# start of Stored data

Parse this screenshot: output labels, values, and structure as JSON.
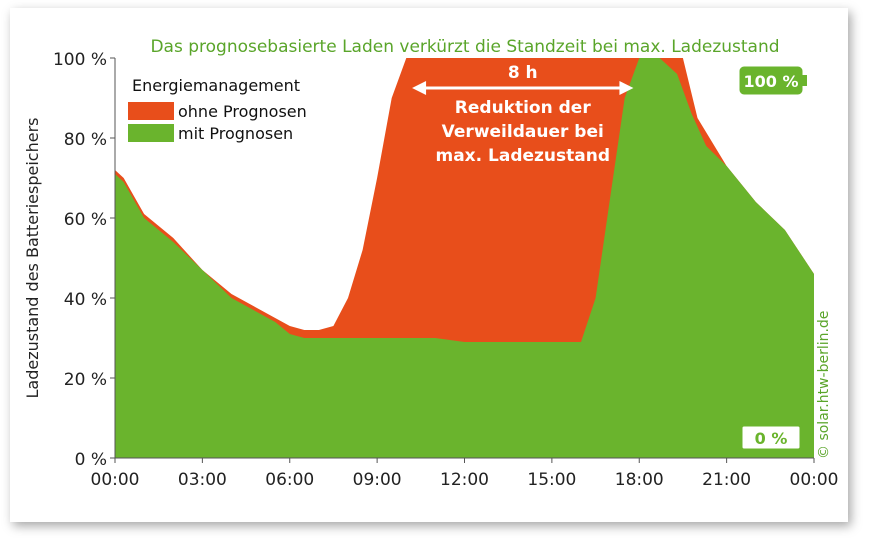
{
  "chart_data": {
    "type": "area",
    "title": "Das prognosebasierte Laden verkürzt die Standzeit bei max. Ladezustand",
    "ylabel": "Ladezustand des Batteriespeichers",
    "xlabel": "",
    "xlim": [
      0,
      24
    ],
    "ylim": [
      0,
      100
    ],
    "x_ticks": [
      "00:00",
      "03:00",
      "06:00",
      "09:00",
      "12:00",
      "15:00",
      "18:00",
      "21:00",
      "00:00"
    ],
    "y_ticks": [
      "0 %",
      "20 %",
      "40 %",
      "60 %",
      "80 %",
      "100 %"
    ],
    "legend_title": "Energiemanagement",
    "legend_position": "top-left",
    "series": [
      {
        "name": "ohne Prognosen",
        "color": "#e84e1b",
        "x": [
          0,
          0.3,
          1,
          2,
          3,
          4,
          5,
          5.5,
          6,
          6.5,
          7,
          7.5,
          8,
          8.5,
          9,
          9.5,
          10,
          11,
          12,
          13,
          14,
          15,
          16,
          17,
          18,
          18.7,
          19.5,
          20,
          21,
          22,
          23,
          24
        ],
        "values": [
          72,
          70,
          61,
          55,
          47,
          41,
          37,
          35,
          33,
          32,
          32,
          33,
          40,
          52,
          70,
          90,
          100,
          100,
          100,
          100,
          100,
          100,
          100,
          100,
          100,
          100,
          100,
          85,
          73,
          64,
          57,
          46
        ]
      },
      {
        "name": "mit Prognosen",
        "color": "#6ab42d",
        "x": [
          0,
          0.3,
          1,
          2,
          3,
          4,
          5,
          5.5,
          6,
          6.5,
          7,
          8,
          9,
          10,
          11,
          12,
          13,
          14,
          15,
          16,
          16.5,
          17,
          17.5,
          18,
          18.7,
          19.3,
          19.8,
          20.3,
          21,
          22,
          23,
          24
        ],
        "values": [
          71,
          69,
          60,
          54,
          47,
          40,
          36,
          34,
          31,
          30,
          30,
          30,
          30,
          30,
          30,
          29,
          29,
          29,
          29,
          29,
          40,
          65,
          90,
          100,
          100,
          96,
          86,
          78,
          73,
          64,
          57,
          46
        ]
      }
    ],
    "annotations": {
      "duration": "8 h",
      "text_lines": [
        "Reduktion der",
        "Verweildauer bei",
        "max. Ladezustand"
      ],
      "arrow_from": 10.2,
      "arrow_to": 17.8,
      "battery_full": "100 %",
      "battery_empty": "0 %",
      "credit": "© solar.htw-berlin.de"
    }
  },
  "colors": {
    "title": "#5aa52a",
    "axis_text": "#222222",
    "annotation_text": "#ffffff",
    "battery": "#6ab42d",
    "credit": "#5aa52a"
  }
}
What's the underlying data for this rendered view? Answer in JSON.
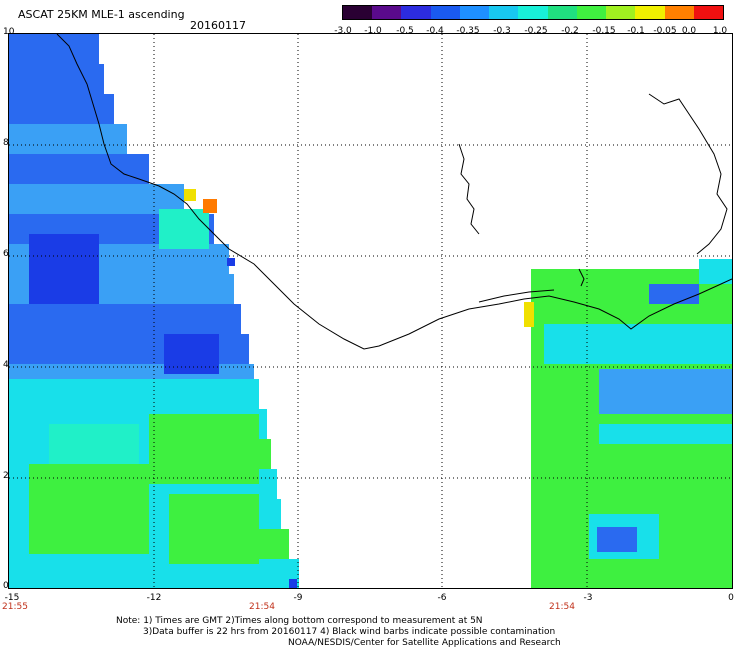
{
  "header": {
    "title": "ASCAT 25KM MLE-1 ascending",
    "date": "20160117"
  },
  "colorbar": {
    "labels": [
      "-3.0",
      "-1.0",
      "-0.5",
      "-0.4",
      "-0.35",
      "-0.3",
      "-0.25",
      "-0.2",
      "-0.15",
      "-0.1",
      "-0.05",
      "0.0",
      "1.0"
    ],
    "colors": [
      "#2a0033",
      "#5a0a8c",
      "#2c2ce0",
      "#1a5af0",
      "#1e90ff",
      "#18c8f0",
      "#18f0d8",
      "#20e080",
      "#40f040",
      "#a0f020",
      "#f0f000",
      "#ff8000",
      "#f01010"
    ]
  },
  "map": {
    "lat_ticks": [
      "10",
      "8",
      "6",
      "4",
      "2",
      "0"
    ],
    "lon_ticks": [
      "-15",
      "-12",
      "-9",
      "-6",
      "-3",
      "0"
    ],
    "times": [
      "21:55",
      "21:54",
      "21:54"
    ],
    "field_colors": {
      "deep_blue": "#1a3ce6",
      "blue": "#2a6af0",
      "light_blue": "#3aa0f5",
      "cyan": "#18e0ea",
      "aqua": "#20f0c8",
      "green": "#3ef040",
      "lime": "#7cf040",
      "yellow": "#f0e000",
      "orange": "#ff7a00"
    }
  },
  "footer": {
    "line1": "Note: 1) Times are GMT 2)Times along bottom correspond to measurement at 5N",
    "line2": "3)Data buffer is 22 hrs from 20160117 4) Black wind barbs indicate possible contamination",
    "line3": "NOAA/NESDIS/Center for Satellite Applications and Research"
  }
}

# end of Stored data

**Exercise objective:**
Every entry above needs to be retyped exactly; drop the pictures.

**Exercise solution:**
Parse this screenshot: output labels, values, and structure as JSON.
{
  "chart_data": {
    "type": "area",
    "title": "Das prognosebasierte Laden verkürzt die Standzeit bei max. Ladezustand",
    "ylabel": "Ladezustand des Batteriespeichers",
    "xlabel": "",
    "xlim": [
      0,
      24
    ],
    "ylim": [
      0,
      100
    ],
    "x_ticks": [
      "00:00",
      "03:00",
      "06:00",
      "09:00",
      "12:00",
      "15:00",
      "18:00",
      "21:00",
      "00:00"
    ],
    "y_ticks": [
      "0 %",
      "20 %",
      "40 %",
      "60 %",
      "80 %",
      "100 %"
    ],
    "legend_title": "Energiemanagement",
    "legend_position": "top-left",
    "series": [
      {
        "name": "ohne Prognosen",
        "color": "#e84e1b",
        "x": [
          0,
          0.3,
          1,
          2,
          3,
          4,
          5,
          5.5,
          6,
          6.5,
          7,
          7.5,
          8,
          8.5,
          9,
          9.5,
          10,
          11,
          12,
          13,
          14,
          15,
          16,
          17,
          18,
          18.7,
          19.5,
          20,
          21,
          22,
          23,
          24
        ],
        "values": [
          72,
          70,
          61,
          55,
          47,
          41,
          37,
          35,
          33,
          32,
          32,
          33,
          40,
          52,
          70,
          90,
          100,
          100,
          100,
          100,
          100,
          100,
          100,
          100,
          100,
          100,
          100,
          85,
          73,
          64,
          57,
          46
        ]
      },
      {
        "name": "mit Prognosen",
        "color": "#6ab42d",
        "x": [
          0,
          0.3,
          1,
          2,
          3,
          4,
          5,
          5.5,
          6,
          6.5,
          7,
          8,
          9,
          10,
          11,
          12,
          13,
          14,
          15,
          16,
          16.5,
          17,
          17.5,
          18,
          18.7,
          19.3,
          19.8,
          20.3,
          21,
          22,
          23,
          24
        ],
        "values": [
          71,
          69,
          60,
          54,
          47,
          40,
          36,
          34,
          31,
          30,
          30,
          30,
          30,
          30,
          30,
          29,
          29,
          29,
          29,
          29,
          40,
          65,
          90,
          100,
          100,
          96,
          86,
          78,
          73,
          64,
          57,
          46
        ]
      }
    ],
    "annotations": {
      "duration": "8 h",
      "text_lines": [
        "Reduktion der",
        "Verweildauer bei",
        "max. Ladezustand"
      ],
      "arrow_from": 10.2,
      "arrow_to": 17.8,
      "battery_full": "100 %",
      "battery_empty": "0 %",
      "credit": "© solar.htw-berlin.de"
    }
  },
  "colors": {
    "title": "#5aa52a",
    "axis_text": "#222222",
    "annotation_text": "#ffffff",
    "battery": "#6ab42d",
    "credit": "#5aa52a"
  }
}
What's the underlying data for this rendered view? Answer in JSON.
{
  "header": {
    "title": "ASCAT 25KM MLE-1 ascending",
    "date": "20160117"
  },
  "colorbar": {
    "labels": [
      "-3.0",
      "-1.0",
      "-0.5",
      "-0.4",
      "-0.35",
      "-0.3",
      "-0.25",
      "-0.2",
      "-0.15",
      "-0.1",
      "-0.05",
      "0.0",
      "1.0"
    ],
    "colors": [
      "#2a0033",
      "#5a0a8c",
      "#2c2ce0",
      "#1a5af0",
      "#1e90ff",
      "#18c8f0",
      "#18f0d8",
      "#20e080",
      "#40f040",
      "#a0f020",
      "#f0f000",
      "#ff8000",
      "#f01010"
    ]
  },
  "map": {
    "lat_ticks": [
      "10",
      "8",
      "6",
      "4",
      "2",
      "0"
    ],
    "lon_ticks": [
      "-15",
      "-12",
      "-9",
      "-6",
      "-3",
      "0"
    ],
    "times": [
      "21:55",
      "21:54",
      "21:54"
    ],
    "field_colors": {
      "deep_blue": "#1a3ce6",
      "blue": "#2a6af0",
      "light_blue": "#3aa0f5",
      "cyan": "#18e0ea",
      "aqua": "#20f0c8",
      "green": "#3ef040",
      "lime": "#7cf040",
      "yellow": "#f0e000",
      "orange": "#ff7a00"
    }
  },
  "footer": {
    "line1": "Note: 1) Times are GMT 2)Times along bottom correspond to measurement at 5N",
    "line2": "3)Data buffer is 22 hrs from 20160117 4) Black wind barbs indicate possible contamination",
    "line3": "NOAA/NESDIS/Center for Satellite Applications and Research"
  }
}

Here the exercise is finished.